# [LISTING]
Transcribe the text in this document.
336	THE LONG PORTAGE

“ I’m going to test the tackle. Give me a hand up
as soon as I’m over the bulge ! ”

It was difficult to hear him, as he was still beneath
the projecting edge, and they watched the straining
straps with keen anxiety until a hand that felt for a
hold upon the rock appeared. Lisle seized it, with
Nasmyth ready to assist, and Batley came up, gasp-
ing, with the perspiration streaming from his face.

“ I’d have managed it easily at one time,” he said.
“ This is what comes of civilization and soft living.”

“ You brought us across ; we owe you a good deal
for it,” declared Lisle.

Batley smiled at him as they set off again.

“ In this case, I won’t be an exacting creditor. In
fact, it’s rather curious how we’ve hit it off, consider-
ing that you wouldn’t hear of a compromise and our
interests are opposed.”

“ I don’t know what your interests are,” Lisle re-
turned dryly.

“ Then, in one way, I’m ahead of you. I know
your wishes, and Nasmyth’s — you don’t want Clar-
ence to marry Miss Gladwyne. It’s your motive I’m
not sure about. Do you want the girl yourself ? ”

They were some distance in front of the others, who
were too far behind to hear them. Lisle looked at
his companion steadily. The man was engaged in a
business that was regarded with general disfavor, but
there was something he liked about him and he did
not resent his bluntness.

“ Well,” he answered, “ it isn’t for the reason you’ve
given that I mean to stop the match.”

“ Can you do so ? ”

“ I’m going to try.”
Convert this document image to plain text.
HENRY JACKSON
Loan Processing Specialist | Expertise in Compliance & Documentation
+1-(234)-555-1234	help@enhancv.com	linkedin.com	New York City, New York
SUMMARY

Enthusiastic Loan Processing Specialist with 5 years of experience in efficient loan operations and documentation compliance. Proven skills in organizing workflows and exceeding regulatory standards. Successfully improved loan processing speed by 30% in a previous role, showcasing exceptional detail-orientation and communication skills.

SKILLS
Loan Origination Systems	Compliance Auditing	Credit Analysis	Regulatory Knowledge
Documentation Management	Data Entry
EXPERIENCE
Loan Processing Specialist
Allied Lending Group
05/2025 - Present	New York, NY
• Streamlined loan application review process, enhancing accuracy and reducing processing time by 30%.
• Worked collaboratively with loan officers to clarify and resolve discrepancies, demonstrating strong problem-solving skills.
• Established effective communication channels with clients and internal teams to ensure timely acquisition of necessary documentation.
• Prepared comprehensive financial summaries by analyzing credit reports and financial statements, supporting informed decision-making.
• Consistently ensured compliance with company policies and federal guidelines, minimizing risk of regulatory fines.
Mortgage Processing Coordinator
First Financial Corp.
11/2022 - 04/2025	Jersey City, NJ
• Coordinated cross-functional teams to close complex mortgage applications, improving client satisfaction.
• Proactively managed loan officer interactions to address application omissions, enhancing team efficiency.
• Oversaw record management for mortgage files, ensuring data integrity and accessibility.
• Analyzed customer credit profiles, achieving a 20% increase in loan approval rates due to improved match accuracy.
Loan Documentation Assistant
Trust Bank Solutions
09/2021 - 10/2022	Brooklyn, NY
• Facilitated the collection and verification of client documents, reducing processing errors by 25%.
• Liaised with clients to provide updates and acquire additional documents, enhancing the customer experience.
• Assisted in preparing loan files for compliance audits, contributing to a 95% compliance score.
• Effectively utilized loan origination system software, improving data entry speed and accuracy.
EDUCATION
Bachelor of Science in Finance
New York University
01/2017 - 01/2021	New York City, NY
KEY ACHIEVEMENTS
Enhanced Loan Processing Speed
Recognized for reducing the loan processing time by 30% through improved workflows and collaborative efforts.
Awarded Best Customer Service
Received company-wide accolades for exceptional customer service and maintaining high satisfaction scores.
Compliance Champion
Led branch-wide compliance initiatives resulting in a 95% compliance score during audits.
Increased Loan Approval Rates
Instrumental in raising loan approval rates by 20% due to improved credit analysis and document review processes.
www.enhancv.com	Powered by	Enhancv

# [TASK DIRECTIONS]
Transcribe the whole listing exactly.

# [TASK SOLUTION]
Transcribe the text in this document.
336	THE LONG PORTAGE

“ I’m going to test the tackle. Give me a hand up
as soon as I’m over the bulge ! ”

It was difficult to hear him, as he was still beneath
the projecting edge, and they watched the straining
straps with keen anxiety until a hand that felt for a
hold upon the rock appeared. Lisle seized it, with
Nasmyth ready to assist, and Batley came up, gasp-
ing, with the perspiration streaming from his face.

“ I’d have managed it easily at one time,” he said.
“ This is what comes of civilization and soft living.”

“ You brought us across ; we owe you a good deal
for it,” declared Lisle.

Batley smiled at him as they set off again.

“ In this case, I won’t be an exacting creditor. In
fact, it’s rather curious how we’ve hit it off, consider-
ing that you wouldn’t hear of a compromise and our
interests are opposed.”

“ I don’t know what your interests are,” Lisle re-
turned dryly.

“ Then, in one way, I’m ahead of you. I know
your wishes, and Nasmyth’s — you don’t want Clar-
ence to marry Miss Gladwyne. It’s your motive I’m
not sure about. Do you want the girl yourself ? ”

They were some distance in front of the others, who
were too far behind to hear them. Lisle looked at
his companion steadily. The man was engaged in a
business that was regarded with general disfavor, but
there was something he liked about him and he did
not resent his bluntness.

“ Well,” he answered, “ it isn’t for the reason you’ve
given that I mean to stop the match.”

“ Can you do so ? ”

“ I’m going to try.”
Convert this document image to plain text.
HENRY JACKSON
Loan Processing Specialist | Expertise in Compliance & Documentation
+1-(234)-555-1234	help@enhancv.com	linkedin.com	New York City, New York
SUMMARY

Enthusiastic Loan Processing Specialist with 5 years of experience in efficient loan operations and documentation compliance. Proven skills in organizing workflows and exceeding regulatory standards. Successfully improved loan processing speed by 30% in a previous role, showcasing exceptional detail-orientation and communication skills.

SKILLS
Loan Origination Systems	Compliance Auditing	Credit Analysis	Regulatory Knowledge
Documentation Management	Data Entry
EXPERIENCE
Loan Processing Specialist
Allied Lending Group
05/2025 - Present	New York, NY
• Streamlined loan application review process, enhancing accuracy and reducing processing time by 30%.
• Worked collaboratively with loan officers to clarify and resolve discrepancies, demonstrating strong problem-solving skills.
• Established effective communication channels with clients and internal teams to ensure timely acquisition of necessary documentation.
• Prepared comprehensive financial summaries by analyzing credit reports and financial statements, supporting informed decision-making.
• Consistently ensured compliance with company policies and federal guidelines, minimizing risk of regulatory fines.
Mortgage Processing Coordinator
First Financial Corp.
11/2022 - 04/2025	Jersey City, NJ
• Coordinated cross-functional teams to close complex mortgage applications, improving client satisfaction.
• Proactively managed loan officer interactions to address application omissions, enhancing team efficiency.
• Oversaw record management for mortgage files, ensuring data integrity and accessibility.
• Analyzed customer credit profiles, achieving a 20% increase in loan approval rates due to improved match accuracy.
Loan Documentation Assistant
Trust Bank Solutions
09/2021 - 10/2022	Brooklyn, NY
• Facilitated the collection and verification of client documents, reducing processing errors by 25%.
• Liaised with clients to provide updates and acquire additional documents, enhancing the customer experience.
• Assisted in preparing loan files for compliance audits, contributing to a 95% compliance score.
• Effectively utilized loan origination system software, improving data entry speed and accuracy.
EDUCATION
Bachelor of Science in Finance
New York University
01/2017 - 01/2021	New York City, NY
KEY ACHIEVEMENTS
Enhanced Loan Processing Speed
Recognized for reducing the loan processing time by 30% through improved workflows and collaborative efforts.
Awarded Best Customer Service
Received company-wide accolades for exceptional customer service and maintaining high satisfaction scores.
Compliance Champion
Led branch-wide compliance initiatives resulting in a 95% compliance score during audits.
Increased Loan Approval Rates
Instrumental in raising loan approval rates by 20% due to improved credit analysis and document review processes.
www.enhancv.com	Powered by	Enhancv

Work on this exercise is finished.